_Problem requirements:_
Check every line below for the string "合理划分项目标段", and copy the lines that contain it.

[BEGIN Dataset extract]

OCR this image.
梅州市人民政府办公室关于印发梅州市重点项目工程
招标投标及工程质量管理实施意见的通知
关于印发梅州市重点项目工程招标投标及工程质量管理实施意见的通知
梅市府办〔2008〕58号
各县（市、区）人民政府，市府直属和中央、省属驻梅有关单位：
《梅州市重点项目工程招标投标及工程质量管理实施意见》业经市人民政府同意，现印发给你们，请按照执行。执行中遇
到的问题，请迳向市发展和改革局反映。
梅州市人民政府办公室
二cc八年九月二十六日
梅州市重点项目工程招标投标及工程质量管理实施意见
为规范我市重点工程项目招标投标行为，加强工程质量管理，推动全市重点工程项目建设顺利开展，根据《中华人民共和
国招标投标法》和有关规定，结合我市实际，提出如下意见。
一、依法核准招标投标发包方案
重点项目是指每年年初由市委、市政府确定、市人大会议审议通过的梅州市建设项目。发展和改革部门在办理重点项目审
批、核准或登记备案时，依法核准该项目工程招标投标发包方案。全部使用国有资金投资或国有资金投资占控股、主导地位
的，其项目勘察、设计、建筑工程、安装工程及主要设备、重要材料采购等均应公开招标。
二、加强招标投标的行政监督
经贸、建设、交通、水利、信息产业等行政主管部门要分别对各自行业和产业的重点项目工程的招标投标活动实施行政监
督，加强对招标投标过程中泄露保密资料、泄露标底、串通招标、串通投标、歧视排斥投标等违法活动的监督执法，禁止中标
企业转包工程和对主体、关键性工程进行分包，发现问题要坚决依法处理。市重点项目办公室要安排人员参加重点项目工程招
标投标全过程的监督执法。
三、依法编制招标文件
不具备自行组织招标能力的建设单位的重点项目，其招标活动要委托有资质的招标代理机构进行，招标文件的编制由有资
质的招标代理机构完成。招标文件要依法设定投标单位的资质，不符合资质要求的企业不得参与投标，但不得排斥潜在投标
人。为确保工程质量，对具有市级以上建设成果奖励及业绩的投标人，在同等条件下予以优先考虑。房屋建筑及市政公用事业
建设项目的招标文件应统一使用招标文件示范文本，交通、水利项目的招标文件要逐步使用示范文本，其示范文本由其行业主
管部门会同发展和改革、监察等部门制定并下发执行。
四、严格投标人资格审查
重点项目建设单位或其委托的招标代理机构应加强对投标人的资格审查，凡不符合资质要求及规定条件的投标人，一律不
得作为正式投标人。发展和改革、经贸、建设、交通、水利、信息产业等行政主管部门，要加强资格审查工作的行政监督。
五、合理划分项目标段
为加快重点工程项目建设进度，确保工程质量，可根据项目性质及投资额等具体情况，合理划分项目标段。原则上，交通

[END Dataset extract]

_The reply:_
五、合理划分项目标段
为加快重点工程项目建设进度，确保工程质量，可根据项目性质及投资额等具体情况，合理划分项目标段。原则上，交通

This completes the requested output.